(Excerpted passage)

Hi, Just trying to educate myself on some bit lingo. Can you tell or show me what you mean by "curb cheeks"... I use straight mouth pieces on my horses, but my trainer has recently started chatting bits with me, she is thinking about changing up what we are using, but we have not done any bit shopping as yet. She mentioned a butterfly. there are soooo many and so many different styles. I guess I am just looking for a photo of some sorts for education as to what experienced driving folks like best. I know in my tack pile I have two donated bits .. I think one is a liverpool and the other is a butterfly just by what they look like. The butterfly has a curb chain hanging but the side pieces are fixed and do not swivel. The one I think is a liverpool has side pieces that do not swivel and have a nut holding on the mouthpiece to the cheek piece... sorry, newbie descriptions here. Currently my boy works in a straight mouthpiece, with half cheeks? He does have a decent halt and stand so far with this bit, but once in a blue moon he can get a little strong to hold. We only do trail driving. On the little strong.. he just gets a bit frisky and happy and sometimes trys to pick the pace he chooses on trails he is familiar with. Half halts do bring him down nicely and he does stop and stand when I ask. My trainer is just thinking about different bit choices, but hasn't asked me to shop for a new one.

(End Excerpted passage)

Exercise 1:
List every part of a bit that the forum post on driving bits names.
Exercise 2:
According to the forum post on driving bits, what kind of driving does the writer do?
The rows that follow are drawn from a separate source, unrelated to the forum post on driving bits.

(Material shown)

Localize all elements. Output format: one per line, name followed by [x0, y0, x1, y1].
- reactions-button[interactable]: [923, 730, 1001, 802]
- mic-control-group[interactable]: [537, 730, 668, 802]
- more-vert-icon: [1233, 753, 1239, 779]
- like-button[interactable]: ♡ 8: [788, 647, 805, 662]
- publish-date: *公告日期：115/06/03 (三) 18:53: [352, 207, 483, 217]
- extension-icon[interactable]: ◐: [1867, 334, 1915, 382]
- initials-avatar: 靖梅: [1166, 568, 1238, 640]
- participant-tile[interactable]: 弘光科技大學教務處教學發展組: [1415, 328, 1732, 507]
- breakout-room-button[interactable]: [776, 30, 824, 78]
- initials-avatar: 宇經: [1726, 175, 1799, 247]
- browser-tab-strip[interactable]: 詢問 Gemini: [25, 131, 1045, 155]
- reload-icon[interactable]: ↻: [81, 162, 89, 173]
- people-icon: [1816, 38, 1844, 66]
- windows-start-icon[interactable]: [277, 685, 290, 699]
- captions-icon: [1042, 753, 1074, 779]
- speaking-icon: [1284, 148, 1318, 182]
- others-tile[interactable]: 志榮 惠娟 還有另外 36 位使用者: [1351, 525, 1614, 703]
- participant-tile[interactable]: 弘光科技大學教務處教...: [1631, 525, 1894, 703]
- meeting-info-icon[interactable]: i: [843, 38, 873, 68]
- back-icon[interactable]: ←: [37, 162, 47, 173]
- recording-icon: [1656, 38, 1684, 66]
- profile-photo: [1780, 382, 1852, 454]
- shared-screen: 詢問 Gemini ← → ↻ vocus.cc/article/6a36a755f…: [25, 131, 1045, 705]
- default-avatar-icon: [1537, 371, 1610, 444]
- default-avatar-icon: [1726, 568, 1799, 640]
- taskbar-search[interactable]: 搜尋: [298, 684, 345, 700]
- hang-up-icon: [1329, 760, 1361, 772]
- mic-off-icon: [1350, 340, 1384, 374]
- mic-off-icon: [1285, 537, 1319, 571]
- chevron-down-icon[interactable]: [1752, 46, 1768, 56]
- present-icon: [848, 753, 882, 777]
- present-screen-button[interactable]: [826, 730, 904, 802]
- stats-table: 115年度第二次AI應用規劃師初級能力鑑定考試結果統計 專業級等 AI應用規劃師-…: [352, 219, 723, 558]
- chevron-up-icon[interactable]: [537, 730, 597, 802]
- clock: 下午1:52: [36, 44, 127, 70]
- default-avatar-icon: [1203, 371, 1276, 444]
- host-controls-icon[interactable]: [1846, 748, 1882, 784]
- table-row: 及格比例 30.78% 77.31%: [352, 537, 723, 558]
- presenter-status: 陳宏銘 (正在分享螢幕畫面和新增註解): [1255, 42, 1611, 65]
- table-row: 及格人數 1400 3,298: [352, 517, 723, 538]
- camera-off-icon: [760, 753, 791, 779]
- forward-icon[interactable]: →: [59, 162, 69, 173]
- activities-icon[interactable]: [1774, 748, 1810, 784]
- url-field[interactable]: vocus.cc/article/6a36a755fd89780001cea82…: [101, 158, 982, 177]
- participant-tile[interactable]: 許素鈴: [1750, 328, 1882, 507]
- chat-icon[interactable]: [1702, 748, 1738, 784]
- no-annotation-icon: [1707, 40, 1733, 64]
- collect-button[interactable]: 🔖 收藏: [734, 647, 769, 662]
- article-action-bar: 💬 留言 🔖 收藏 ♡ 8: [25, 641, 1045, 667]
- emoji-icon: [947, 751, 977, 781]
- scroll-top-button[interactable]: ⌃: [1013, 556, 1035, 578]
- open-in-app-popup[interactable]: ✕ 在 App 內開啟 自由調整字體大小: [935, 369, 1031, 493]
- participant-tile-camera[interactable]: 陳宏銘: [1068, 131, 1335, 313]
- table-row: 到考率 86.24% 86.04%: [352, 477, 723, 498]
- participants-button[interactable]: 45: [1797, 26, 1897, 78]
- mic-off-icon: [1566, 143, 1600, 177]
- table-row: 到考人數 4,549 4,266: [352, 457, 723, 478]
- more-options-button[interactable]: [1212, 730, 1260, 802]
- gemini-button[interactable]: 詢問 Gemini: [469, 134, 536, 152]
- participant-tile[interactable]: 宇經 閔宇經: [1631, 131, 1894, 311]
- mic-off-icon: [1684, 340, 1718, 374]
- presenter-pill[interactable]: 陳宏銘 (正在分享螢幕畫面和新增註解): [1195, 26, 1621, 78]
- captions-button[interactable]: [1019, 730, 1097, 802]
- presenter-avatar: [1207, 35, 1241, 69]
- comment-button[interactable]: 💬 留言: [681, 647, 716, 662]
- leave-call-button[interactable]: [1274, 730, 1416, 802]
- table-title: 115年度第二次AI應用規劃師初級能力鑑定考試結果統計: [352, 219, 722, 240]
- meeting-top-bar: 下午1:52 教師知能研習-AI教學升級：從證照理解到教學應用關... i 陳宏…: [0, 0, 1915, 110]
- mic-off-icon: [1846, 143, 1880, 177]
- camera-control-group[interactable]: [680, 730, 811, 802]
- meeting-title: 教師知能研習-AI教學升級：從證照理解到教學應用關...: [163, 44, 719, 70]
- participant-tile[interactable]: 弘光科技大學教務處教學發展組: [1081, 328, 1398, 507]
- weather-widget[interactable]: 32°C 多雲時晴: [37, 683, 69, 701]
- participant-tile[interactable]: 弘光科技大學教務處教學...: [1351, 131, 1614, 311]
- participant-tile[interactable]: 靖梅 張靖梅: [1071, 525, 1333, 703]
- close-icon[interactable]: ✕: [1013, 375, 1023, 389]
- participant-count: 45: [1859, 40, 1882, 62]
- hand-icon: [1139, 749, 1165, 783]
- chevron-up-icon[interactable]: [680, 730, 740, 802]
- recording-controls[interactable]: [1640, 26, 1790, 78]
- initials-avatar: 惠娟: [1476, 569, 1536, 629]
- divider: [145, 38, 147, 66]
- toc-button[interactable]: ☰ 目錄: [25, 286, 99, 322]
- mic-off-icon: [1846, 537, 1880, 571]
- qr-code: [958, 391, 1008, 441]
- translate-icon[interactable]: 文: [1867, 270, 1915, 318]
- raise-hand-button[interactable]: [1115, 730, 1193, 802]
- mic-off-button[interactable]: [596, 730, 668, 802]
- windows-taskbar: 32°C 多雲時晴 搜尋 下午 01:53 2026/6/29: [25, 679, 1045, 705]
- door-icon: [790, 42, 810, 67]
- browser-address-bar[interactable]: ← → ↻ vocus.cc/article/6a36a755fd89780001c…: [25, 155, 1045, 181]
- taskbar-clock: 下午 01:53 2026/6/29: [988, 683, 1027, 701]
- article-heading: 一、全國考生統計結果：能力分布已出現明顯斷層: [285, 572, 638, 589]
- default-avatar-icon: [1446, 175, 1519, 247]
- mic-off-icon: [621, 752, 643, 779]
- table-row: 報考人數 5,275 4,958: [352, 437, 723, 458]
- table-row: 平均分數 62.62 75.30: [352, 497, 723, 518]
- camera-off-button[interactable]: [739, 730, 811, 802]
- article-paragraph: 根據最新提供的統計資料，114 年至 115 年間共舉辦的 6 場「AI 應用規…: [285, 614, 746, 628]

(End Material shown)

Exercise result 1:
curb cheeks, mouthpiece, curb chain, side pieces, nut, cheek piece, half cheeks

Exercise result 2:
Only trail driving.